*YOUR OBJECTIVE*: Copy out the whole listing exactly as written, leaving the pictures behind.

*GIVEN ENTRIES*:

^^^^

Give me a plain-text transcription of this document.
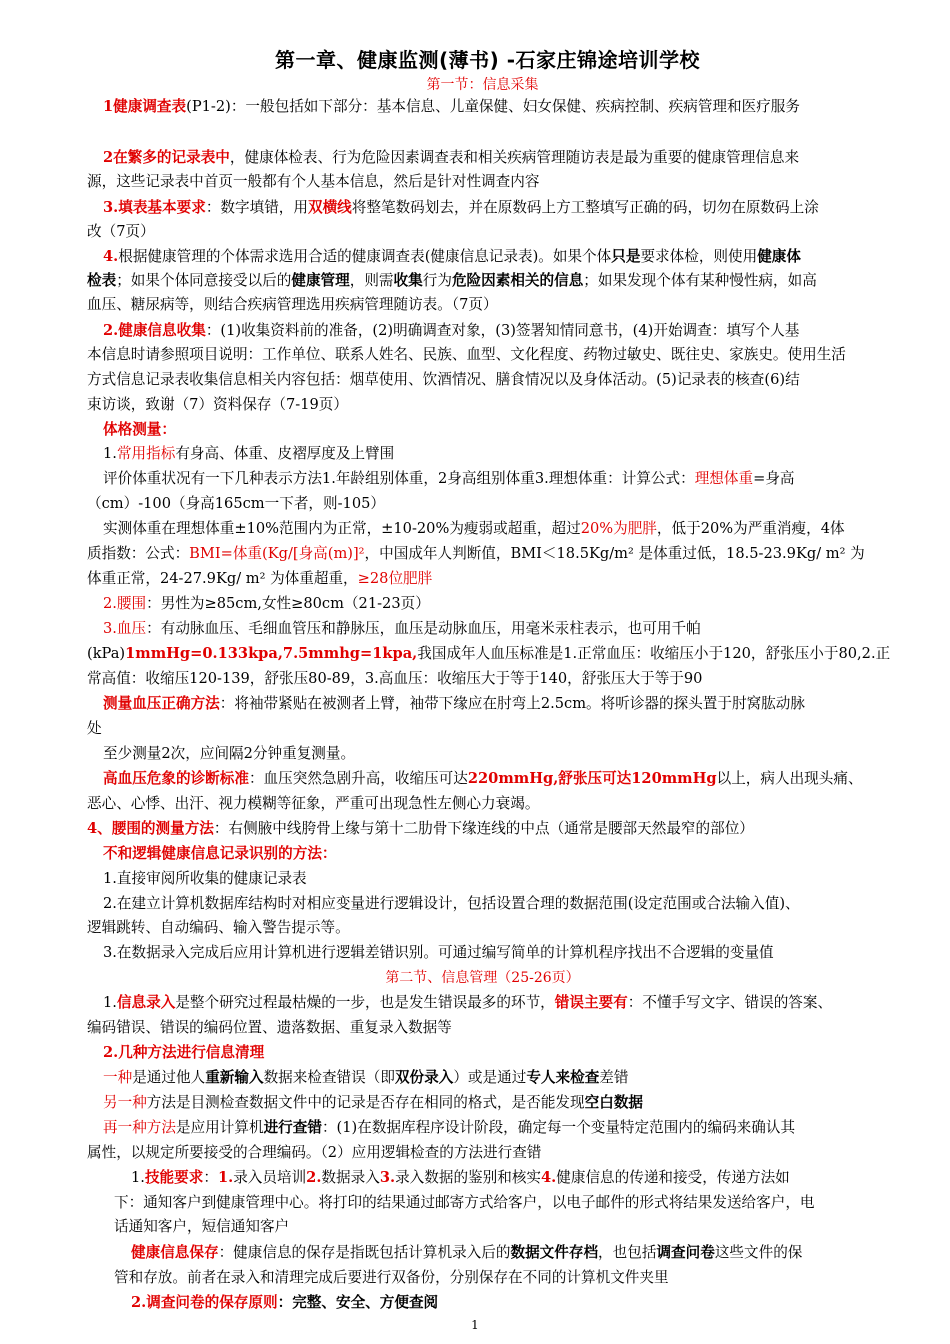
第一章、健康监测(薄书) -石家庄锦途培训学校
第一节：信息采集
1健康调查表(P1-2)：一般包括如下部分：基本信息、儿童保健、妇女保健、疾病控制、疾病管理和医疗服务
2在繁多的记录表中，健康体检表、行为危险因素调查表和相关疾病管理随访表是最为重要的健康管理信息来
源，这些记录表中首页一般都有个人基本信息，然后是针对性调查内容
3.填表基本要求：数字填错，用双横线将整笔数码划去，并在原数码上方工整填写正确的码，切勿在原数码上涂
改（7页）
4.根据健康管理的个体需求选用合适的健康调查表(健康信息记录表)。如果个体只是要求体检，则使用健康体
检表；如果个体同意接受以后的健康管理，则需收集行为危险因素相关的信息；如果发现个体有某种慢性病，如高
血压、糖尿病等，则结合疾病管理选用疾病管理随访表。（7页）
2.健康信息收集：(1)收集资料前的准备，(2)明确调查对象，(3)签署知情同意书，(4)开始调查：填写个人基
本信息时请参照项目说明：工作单位、联系人姓名、民族、血型、文化程度、药物过敏史、既往史、家族史。使用生活
方式信息记录表收集信息相关内容包括：烟草使用、饮酒情况、膳食情况以及身体活动。(5)记录表的核查(6)结
束访谈，致谢（7）资料保存（7-19页）
体格测量：
1.常用指标有身高、体重、皮褶厚度及上臂围
评价体重状况有一下几种表示方法1.年龄组别体重，2身高组别体重3.理想体重：计算公式：理想体重=身高
（cm）-100（身高165cm一下者，则-105）
实测体重在理想体重±10%范围内为正常，±10-20%为瘦弱或超重，超过20%为肥胖，低于20%为严重消瘦，4体
质指数：公式：BMI=体重(Kg/[身高(m)]²，中国成年人判断值，BMI＜18.5Kg/m² 是体重过低，18.5-23.9Kg/ m² 为
体重正常，24-27.9Kg/ m² 为体重超重，≥28位肥胖
2.腰围：男性为≥85cm,女性≥80cm（21-23页）
3.血压：有动脉血压、毛细血管压和静脉压，血压是动脉血压，用毫米汞柱表示，也可用千帕
(kPa)1mmHg=0.133kpa,7.5mmhg=1kpa,我国成年人血压标准是1.正常血压：收缩压小于120，舒张压小于80,2.正
常高值：收缩压120-139，舒张压80-89，3.高血压：收缩压大于等于140，舒张压大于等于90
测量血压正确方法：将袖带紧贴在被测者上臂，袖带下缘应在肘弯上2.5cm。将听诊器的探头置于肘窝肱动脉
处
至少测量2次，应间隔2分钟重复测量。
高血压危象的诊断标准：血压突然急剧升高，收缩压可达220mmHg,舒张压可达120mmHg以上，病人出现头痛、
恶心、心悸、出汗、视力模糊等征象，严重可出现急性左侧心力衰竭。
4、腰围的测量方法：右侧腋中线胯骨上缘与第十二肋骨下缘连线的中点（通常是腰部天然最窄的部位）
不和逻辑健康信息记录识别的方法：
1.直接审阅所收集的健康记录表
2.在建立计算机数据库结构时对相应变量进行逻辑设计，包括设置合理的数据范围(设定范围或合法输入值)、
逻辑跳转、自动编码、输入警告提示等。
3.在数据录入完成后应用计算机进行逻辑差错识别。可通过编写简单的计算机程序找出不合逻辑的变量值
第二节、信息管理（25-26页）
1.信息录入是整个研究过程最枯燥的一步，也是发生错误最多的环节，错误主要有：不懂手写文字、错误的答案、
编码错误、错误的编码位置、遗落数据、重复录入数据等
2.几种方法进行信息清理
一种是通过他人重新输入数据来检查错误（即双份录入）或是通过专人来检查差错
另一种方法是目测检查数据文件中的记录是否存在相同的格式，是否能发现空白数据
再一种方法是应用计算机进行查错：(1)在数据库程序设计阶段，确定每一个变量特定范围内的编码来确认其
属性，以规定所要接受的合理编码。（2）应用逻辑检查的方法进行查错
1.技能要求：1.录入员培训2.数据录入3.录入数据的鉴别和核实4.健康信息的传递和接受，传递方法如
下：通知客户到健康管理中心。将打印的结果通过邮寄方式给客户，以电子邮件的形式将结果发送给客户，电
话通知客户，短信通知客户
健康信息保存：健康信息的保存是指既包括计算机录入后的数据文件存档，也包括调查问卷这些文件的保
管和存放。前者在录入和清理完成后要进行双备份，分别保存在不同的计算机文件夹里
2.调查问卷的保存原则：完整、安全、方便查阅
1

^^^^

*TASK RESPONSE*:
Give me a plain-text transcription of this document.
第一章、健康监测(薄书) -石家庄锦途培训学校
第一节：信息采集
1健康调查表(P1-2)：一般包括如下部分：基本信息、儿童保健、妇女保健、疾病控制、疾病管理和医疗服务
2在繁多的记录表中，健康体检表、行为危险因素调查表和相关疾病管理随访表是最为重要的健康管理信息来
源，这些记录表中首页一般都有个人基本信息，然后是针对性调查内容
3.填表基本要求：数字填错，用双横线将整笔数码划去，并在原数码上方工整填写正确的码，切勿在原数码上涂
改（7页）
4.根据健康管理的个体需求选用合适的健康调查表(健康信息记录表)。如果个体只是要求体检，则使用健康体
检表；如果个体同意接受以后的健康管理，则需收集行为危险因素相关的信息；如果发现个体有某种慢性病，如高
血压、糖尿病等，则结合疾病管理选用疾病管理随访表。（7页）
2.健康信息收集：(1)收集资料前的准备，(2)明确调查对象，(3)签署知情同意书，(4)开始调查：填写个人基
本信息时请参照项目说明：工作单位、联系人姓名、民族、血型、文化程度、药物过敏史、既往史、家族史。使用生活
方式信息记录表收集信息相关内容包括：烟草使用、饮酒情况、膳食情况以及身体活动。(5)记录表的核查(6)结
束访谈，致谢（7）资料保存（7-19页）
体格测量：
1.常用指标有身高、体重、皮褶厚度及上臂围
评价体重状况有一下几种表示方法1.年龄组别体重，2身高组别体重3.理想体重：计算公式：理想体重=身高
（cm）-100（身高165cm一下者，则-105）
实测体重在理想体重±10%范围内为正常，±10-20%为瘦弱或超重，超过20%为肥胖，低于20%为严重消瘦，4体
质指数：公式：BMI=体重(Kg/[身高(m)]²，中国成年人判断值，BMI＜18.5Kg/m² 是体重过低，18.5-23.9Kg/ m² 为
体重正常，24-27.9Kg/ m² 为体重超重，≥28位肥胖
2.腰围：男性为≥85cm,女性≥80cm（21-23页）
3.血压：有动脉血压、毛细血管压和静脉压，血压是动脉血压，用毫米汞柱表示，也可用千帕
(kPa)1mmHg=0.133kpa,7.5mmhg=1kpa,我国成年人血压标准是1.正常血压：收缩压小于120，舒张压小于80,2.正
常高值：收缩压120-139，舒张压80-89，3.高血压：收缩压大于等于140，舒张压大于等于90
测量血压正确方法：将袖带紧贴在被测者上臂，袖带下缘应在肘弯上2.5cm。将听诊器的探头置于肘窝肱动脉
处
至少测量2次，应间隔2分钟重复测量。
高血压危象的诊断标准：血压突然急剧升高，收缩压可达220mmHg,舒张压可达120mmHg以上，病人出现头痛、
恶心、心悸、出汗、视力模糊等征象，严重可出现急性左侧心力衰竭。
4、腰围的测量方法：右侧腋中线胯骨上缘与第十二肋骨下缘连线的中点（通常是腰部天然最窄的部位）
不和逻辑健康信息记录识别的方法：
1.直接审阅所收集的健康记录表
2.在建立计算机数据库结构时对相应变量进行逻辑设计，包括设置合理的数据范围(设定范围或合法输入值)、
逻辑跳转、自动编码、输入警告提示等。
3.在数据录入完成后应用计算机进行逻辑差错识别。可通过编写简单的计算机程序找出不合逻辑的变量值
第二节、信息管理（25-26页）
1.信息录入是整个研究过程最枯燥的一步，也是发生错误最多的环节，错误主要有：不懂手写文字、错误的答案、
编码错误、错误的编码位置、遗落数据、重复录入数据等
2.几种方法进行信息清理
一种是通过他人重新输入数据来检查错误（即双份录入）或是通过专人来检查差错
另一种方法是目测检查数据文件中的记录是否存在相同的格式，是否能发现空白数据
再一种方法是应用计算机进行查错：(1)在数据库程序设计阶段，确定每一个变量特定范围内的编码来确认其
属性，以规定所要接受的合理编码。（2）应用逻辑检查的方法进行查错
1.技能要求：1.录入员培训2.数据录入3.录入数据的鉴别和核实4.健康信息的传递和接受，传递方法如
下：通知客户到健康管理中心。将打印的结果通过邮寄方式给客户，以电子邮件的形式将结果发送给客户，电
话通知客户，短信通知客户
健康信息保存：健康信息的保存是指既包括计算机录入后的数据文件存档，也包括调查问卷这些文件的保
管和存放。前者在录入和清理完成后要进行双备份，分别保存在不同的计算机文件夹里
2.调查问卷的保存原则：完整、安全、方便查阅
1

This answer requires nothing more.